* **What the task asks**: Reply with one number: the count of lines in the listing that contain the string "Global".

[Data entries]
:::

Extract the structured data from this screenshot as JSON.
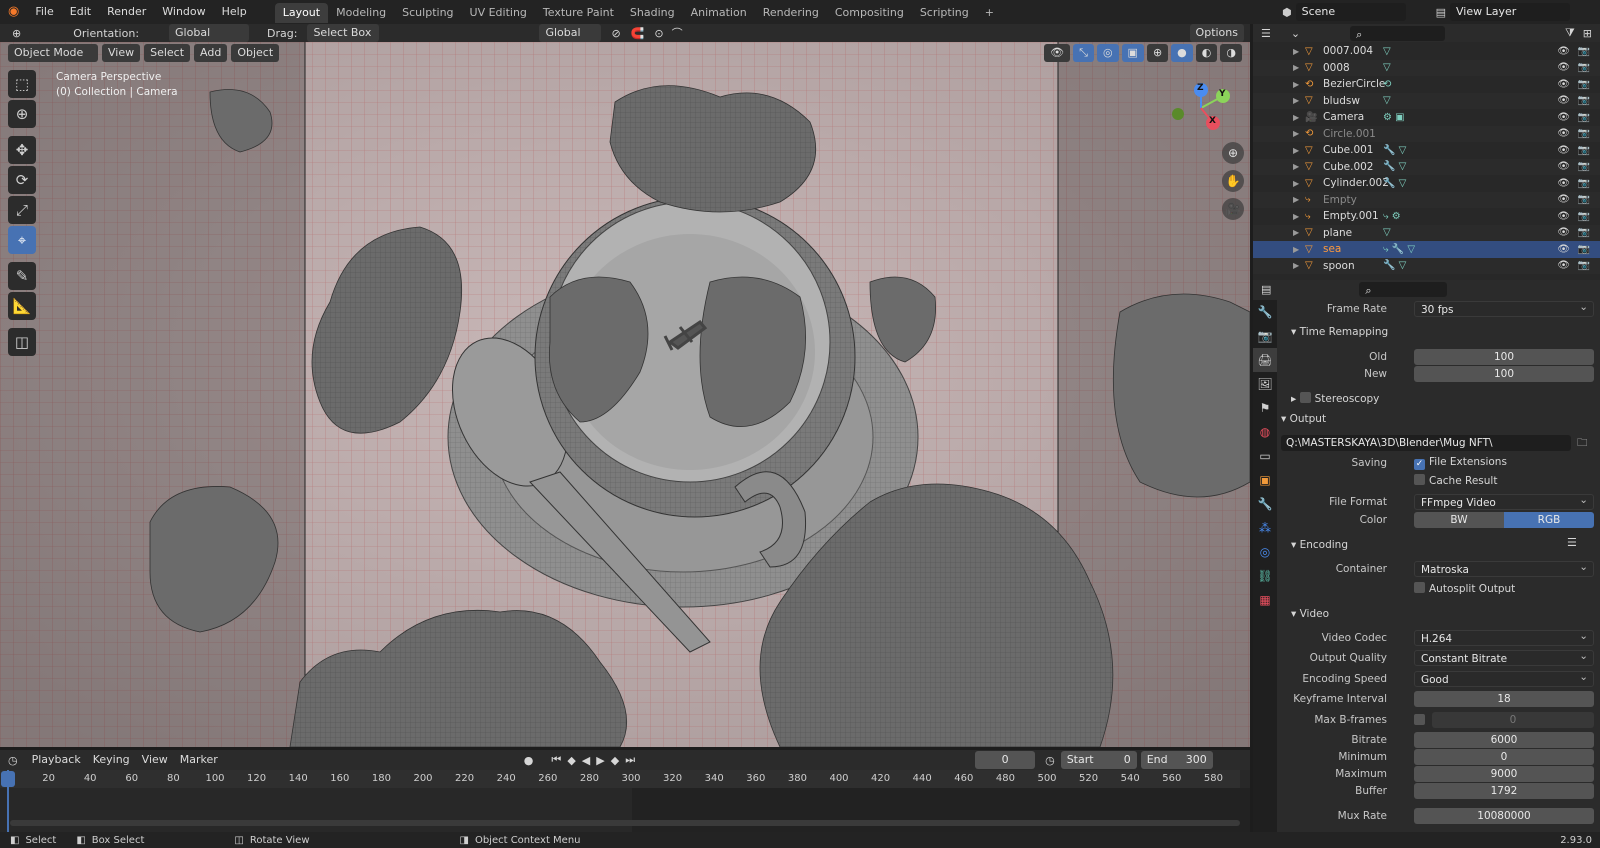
{
  "menu": [
    "File",
    "Edit",
    "Render",
    "Window",
    "Help"
  ],
  "workspaces": [
    {
      "label": "Layout",
      "active": true
    },
    {
      "label": "Modeling",
      "active": false
    },
    {
      "label": "Sculpting",
      "active": false
    },
    {
      "label": "UV Editing",
      "active": false
    },
    {
      "label": "Texture Paint",
      "active": false
    },
    {
      "label": "Shading",
      "active": false
    },
    {
      "label": "Animation",
      "active": false
    },
    {
      "label": "Rendering",
      "active": false
    },
    {
      "label": "Compositing",
      "active": false
    },
    {
      "label": "Scripting",
      "active": false
    }
  ],
  "add_workspace": "+",
  "scene": "Scene",
  "view_layer": "View Layer",
  "tool_header": {
    "orientation_label": "Orientation:",
    "orientation_value": "Global",
    "drag_label": "Drag:",
    "drag_value": "Select Box",
    "transform_orientation": "Global",
    "options": "Options"
  },
  "viewport_header": {
    "mode": "Object Mode",
    "view": "View",
    "select": "Select",
    "add": "Add",
    "object": "Object"
  },
  "viewport_overlay": {
    "line1": "Camera Perspective",
    "line2": "(0) Collection | Camera"
  },
  "gizmo": {
    "x": "X",
    "y": "Y",
    "z": "Z"
  },
  "accent": "#4772b3",
  "outliner": [
    {
      "name": "0007.004",
      "icon": "mesh-icon",
      "mods": "▽",
      "state": ""
    },
    {
      "name": "0008",
      "icon": "mesh-icon",
      "mods": "▽",
      "state": ""
    },
    {
      "name": "BezierCircle",
      "icon": "curve-icon",
      "mods": "⟲",
      "state": ""
    },
    {
      "name": "bludsw",
      "icon": "mesh-icon",
      "mods": "▽",
      "state": ""
    },
    {
      "name": "Camera",
      "icon": "camera-icon",
      "mods": "⚙ ▣",
      "state": ""
    },
    {
      "name": "Circle.001",
      "icon": "curve-icon",
      "mods": "",
      "state": "dim"
    },
    {
      "name": "Cube.001",
      "icon": "mesh-icon",
      "mods": "🔧 ▽",
      "state": ""
    },
    {
      "name": "Cube.002",
      "icon": "mesh-icon",
      "mods": "🔧 ▽",
      "state": ""
    },
    {
      "name": "Cylinder.002",
      "icon": "mesh-icon",
      "mods": "🔧 ▽",
      "state": ""
    },
    {
      "name": "Empty",
      "icon": "empty-icon",
      "mods": "",
      "state": "dim"
    },
    {
      "name": "Empty.001",
      "icon": "empty-icon",
      "mods": "⤷ ⚙",
      "state": ""
    },
    {
      "name": "plane",
      "icon": "mesh-icon",
      "mods": "▽",
      "state": ""
    },
    {
      "name": "sea",
      "icon": "mesh-icon",
      "mods": "⤷ 🔧 ▽",
      "state": "sel"
    },
    {
      "name": "spoon",
      "icon": "mesh-icon",
      "mods": "🔧 ▽",
      "state": ""
    }
  ],
  "properties": {
    "frame_rate_label": "Frame Rate",
    "frame_rate_value": "30 fps",
    "time_remapping": "Time Remapping",
    "old_label": "Old",
    "old_value": "100",
    "new_label": "New",
    "new_value": "100",
    "stereoscopy": "Stereoscopy",
    "output": "Output",
    "output_path": "Q:\\MASTERSKAYA\\3D\\Blender\\Mug NFT\\",
    "saving_label": "Saving",
    "file_extensions": "File Extensions",
    "cache_result": "Cache Result",
    "file_format_label": "File Format",
    "file_format_value": "FFmpeg Video",
    "color_label": "Color",
    "color_bw": "BW",
    "color_rgb": "RGB",
    "encoding": "Encoding",
    "container_label": "Container",
    "container_value": "Matroska",
    "autosplit": "Autosplit Output",
    "video": "Video",
    "video_codec_label": "Video Codec",
    "video_codec_value": "H.264",
    "output_quality_label": "Output Quality",
    "output_quality_value": "Constant Bitrate",
    "encoding_speed_label": "Encoding Speed",
    "encoding_speed_value": "Good",
    "keyframe_interval_label": "Keyframe Interval",
    "keyframe_interval_value": "18",
    "max_bframes_label": "Max B-frames",
    "max_bframes_value": "0",
    "bitrate_label": "Bitrate",
    "bitrate_value": "6000",
    "minimum_label": "Minimum",
    "minimum_value": "0",
    "maximum_label": "Maximum",
    "maximum_value": "9000",
    "buffer_label": "Buffer",
    "buffer_value": "1792",
    "mux_rate_label": "Mux Rate",
    "mux_rate_value": "10080000"
  },
  "timeline": {
    "playback": "Playback",
    "keying": "Keying",
    "view": "View",
    "marker": "Marker",
    "current_frame": "0",
    "start_label": "Start",
    "start_value": "0",
    "end_label": "End",
    "end_value": "300",
    "ticks": [
      "0",
      "20",
      "40",
      "60",
      "80",
      "100",
      "120",
      "140",
      "160",
      "180",
      "200",
      "220",
      "240",
      "260",
      "280",
      "300",
      "320",
      "340",
      "360",
      "380",
      "400",
      "420",
      "440",
      "460",
      "480",
      "500",
      "520",
      "540",
      "560",
      "580"
    ]
  },
  "status": {
    "select": "Select",
    "box_select": "Box Select",
    "rotate_view": "Rotate View",
    "context_menu": "Object Context Menu",
    "version": "2.93.0"
  }
}
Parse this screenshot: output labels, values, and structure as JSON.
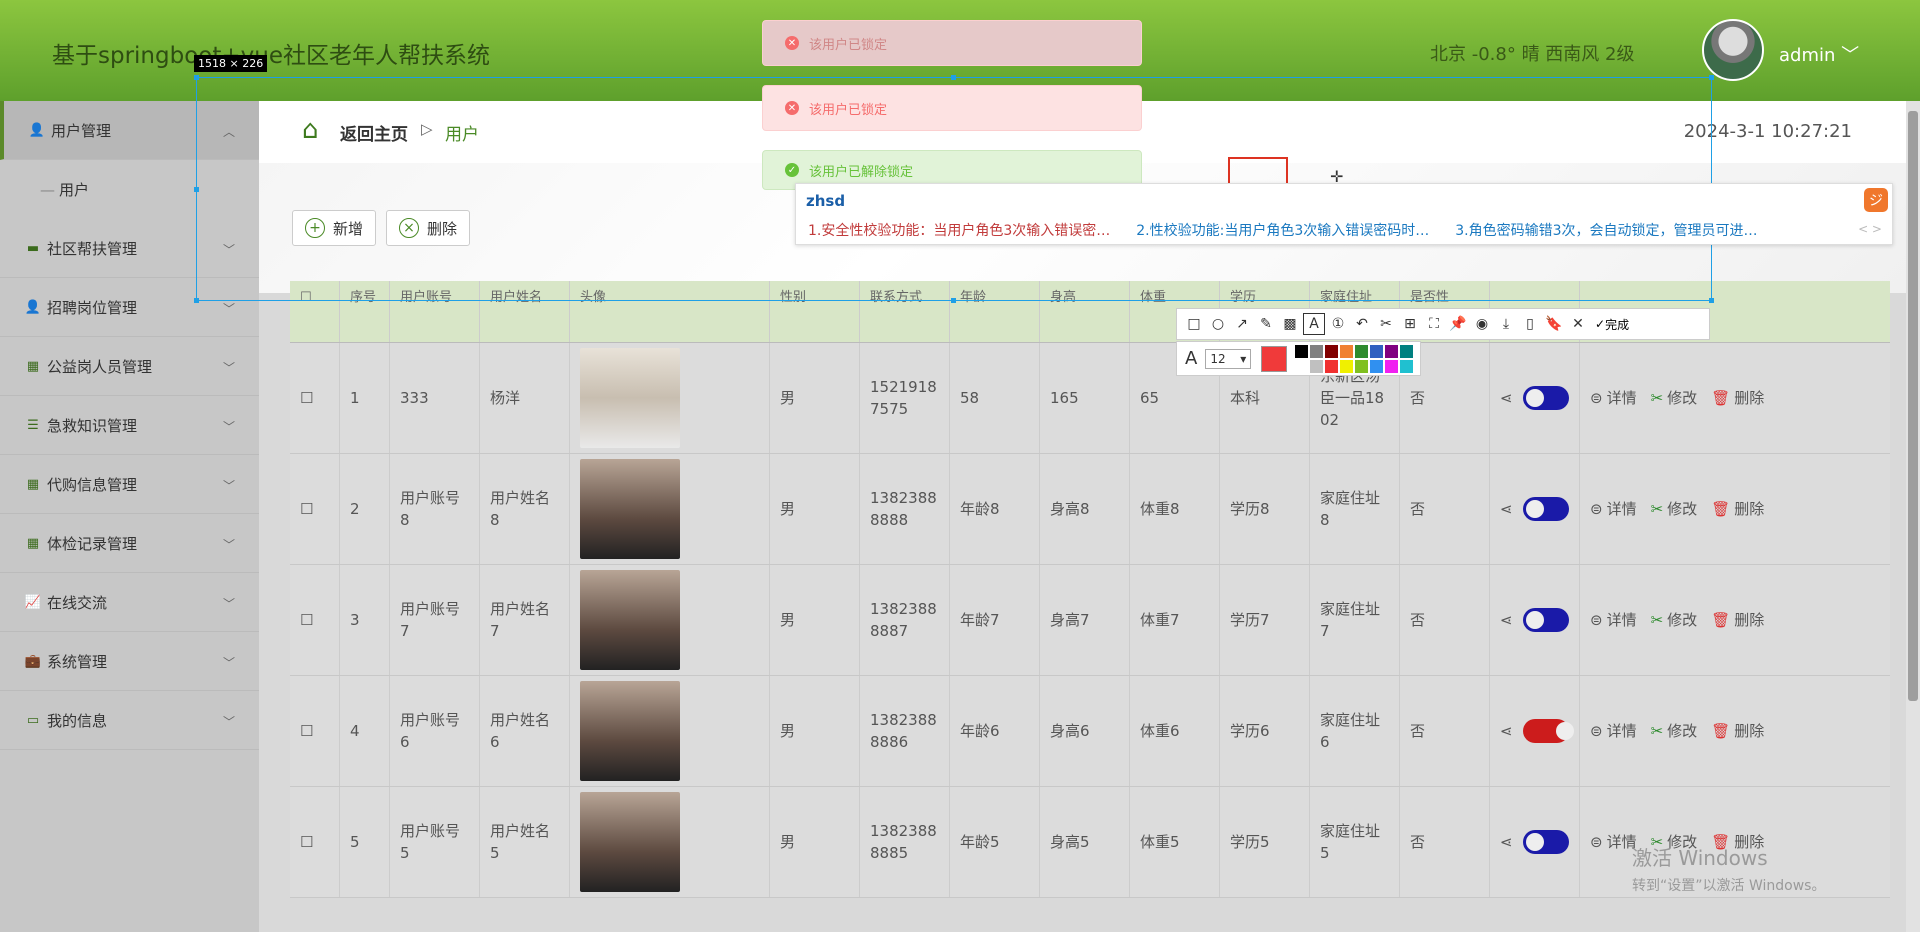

:::

* **The response**: 2